
7 commentaires
  • Marc Lacroix - Abonné 4 décembre 2013 05 h 35

    L'idée est intéressante !

    En effet: "les députés devraient être la voix des gens de leur communauté et non celle du premier ministre". Dans le système actuel, les députés ne sont que les marionnettes du chef, mais si les députés peuvent se retourner contre un chef — trop dominateur ou gaffeur (Ford) — ils reprennent une place importante. Je comprends que M. Harper n'apprécie pas vraiment l'idée, mais il est un peu coincé; il est probable que sa gestion de la crise du sénat ait causé des malaises dans le camp conservateur... et la GRC est dans le portrait ce qui pourrait contribuer à faire surgir des faits embarrassants pour le premier ministre.

    Par ailleurs, le point de vue de M. Paillé s'explique peut-être par le nombre plutôt restreint de députés du Bloc, ça ne prendrait pas grand-chose pour semer la pagaille dans la gestion du parti et la charte suscite les passions. Personnellement, je n'ai pas de doute, la démocratie ne peut se contenter de députés qui ne soient que de simples pions sur l'échiquier politique.

  • Raymond Chalifoux - Abonné 4 décembre 2013 07 h 42

    Il est plus que temps de réhabiliter la démocratie.

**Section des données**
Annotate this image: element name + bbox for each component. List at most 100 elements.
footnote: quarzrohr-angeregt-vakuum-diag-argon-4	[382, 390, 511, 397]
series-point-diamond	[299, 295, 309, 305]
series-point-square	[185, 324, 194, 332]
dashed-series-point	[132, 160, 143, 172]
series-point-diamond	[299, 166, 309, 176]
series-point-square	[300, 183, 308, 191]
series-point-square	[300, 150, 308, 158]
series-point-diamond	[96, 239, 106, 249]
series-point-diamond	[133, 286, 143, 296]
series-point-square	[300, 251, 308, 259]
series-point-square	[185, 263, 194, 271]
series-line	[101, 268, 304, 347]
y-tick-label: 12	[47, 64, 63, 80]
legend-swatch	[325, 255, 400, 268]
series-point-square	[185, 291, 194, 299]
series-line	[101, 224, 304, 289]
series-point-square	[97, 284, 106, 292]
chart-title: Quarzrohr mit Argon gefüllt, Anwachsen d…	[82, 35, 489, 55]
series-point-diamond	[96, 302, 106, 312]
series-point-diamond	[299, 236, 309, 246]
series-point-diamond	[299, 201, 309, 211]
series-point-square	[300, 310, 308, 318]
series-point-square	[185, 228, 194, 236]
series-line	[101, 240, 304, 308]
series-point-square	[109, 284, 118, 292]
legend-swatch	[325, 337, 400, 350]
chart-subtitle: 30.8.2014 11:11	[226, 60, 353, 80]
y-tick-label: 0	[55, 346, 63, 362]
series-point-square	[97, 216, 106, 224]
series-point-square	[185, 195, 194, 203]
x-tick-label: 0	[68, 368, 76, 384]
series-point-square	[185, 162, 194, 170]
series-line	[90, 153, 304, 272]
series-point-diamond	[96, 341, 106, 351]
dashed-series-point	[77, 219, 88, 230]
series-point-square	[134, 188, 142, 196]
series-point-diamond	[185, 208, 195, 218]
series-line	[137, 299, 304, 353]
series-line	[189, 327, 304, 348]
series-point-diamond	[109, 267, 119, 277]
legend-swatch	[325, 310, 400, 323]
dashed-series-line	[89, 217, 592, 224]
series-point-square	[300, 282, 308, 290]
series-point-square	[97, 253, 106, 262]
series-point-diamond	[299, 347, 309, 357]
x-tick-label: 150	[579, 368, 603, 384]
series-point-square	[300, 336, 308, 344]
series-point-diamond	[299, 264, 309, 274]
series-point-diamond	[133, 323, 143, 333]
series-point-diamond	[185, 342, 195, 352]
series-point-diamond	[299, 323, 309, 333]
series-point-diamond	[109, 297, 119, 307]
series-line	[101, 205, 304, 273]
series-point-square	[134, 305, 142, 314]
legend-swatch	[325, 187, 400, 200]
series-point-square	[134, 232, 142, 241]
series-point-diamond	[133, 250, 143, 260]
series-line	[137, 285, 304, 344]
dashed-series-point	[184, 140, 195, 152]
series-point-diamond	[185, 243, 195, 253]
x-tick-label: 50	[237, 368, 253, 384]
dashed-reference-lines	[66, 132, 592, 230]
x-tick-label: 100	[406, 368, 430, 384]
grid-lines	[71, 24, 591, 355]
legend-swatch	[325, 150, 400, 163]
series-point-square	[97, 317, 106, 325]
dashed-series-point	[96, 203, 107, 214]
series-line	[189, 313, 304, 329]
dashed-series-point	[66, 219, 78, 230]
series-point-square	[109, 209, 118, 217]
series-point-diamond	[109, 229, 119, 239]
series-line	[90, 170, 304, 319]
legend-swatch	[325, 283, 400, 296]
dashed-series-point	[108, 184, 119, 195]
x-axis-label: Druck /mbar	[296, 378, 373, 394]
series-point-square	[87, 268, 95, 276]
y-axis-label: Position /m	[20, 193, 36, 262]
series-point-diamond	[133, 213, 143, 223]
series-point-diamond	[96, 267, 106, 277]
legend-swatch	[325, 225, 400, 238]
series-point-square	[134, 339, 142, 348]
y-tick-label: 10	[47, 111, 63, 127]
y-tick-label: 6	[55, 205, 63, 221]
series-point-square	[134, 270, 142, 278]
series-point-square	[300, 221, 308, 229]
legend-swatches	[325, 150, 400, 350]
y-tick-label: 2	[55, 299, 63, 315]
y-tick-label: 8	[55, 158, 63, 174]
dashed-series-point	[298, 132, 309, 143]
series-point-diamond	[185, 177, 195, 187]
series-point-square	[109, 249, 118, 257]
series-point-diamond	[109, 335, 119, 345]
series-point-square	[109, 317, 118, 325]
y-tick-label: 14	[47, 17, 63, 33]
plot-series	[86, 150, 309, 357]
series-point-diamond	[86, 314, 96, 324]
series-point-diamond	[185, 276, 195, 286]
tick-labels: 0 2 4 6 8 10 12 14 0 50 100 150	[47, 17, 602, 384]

**Détails de la tâche**
Dans le texte fourni, reformulez plus brièvement le paragraphe qui commence par « Par ailleurs, le point de vue de M. Paillé ». Conservez ses faits principaux.

**Réponse finale**
Le point de vue de M. Paillé tient peut-être au petit nombre de députés du Bloc. Peu de chose suffirait à désorganiser la gestion du parti, et la charte suscite les passions. Selon ce commentaire, la démocratie ne peut se contenter de députés réduits à de simples pions sur l'échiquier politique.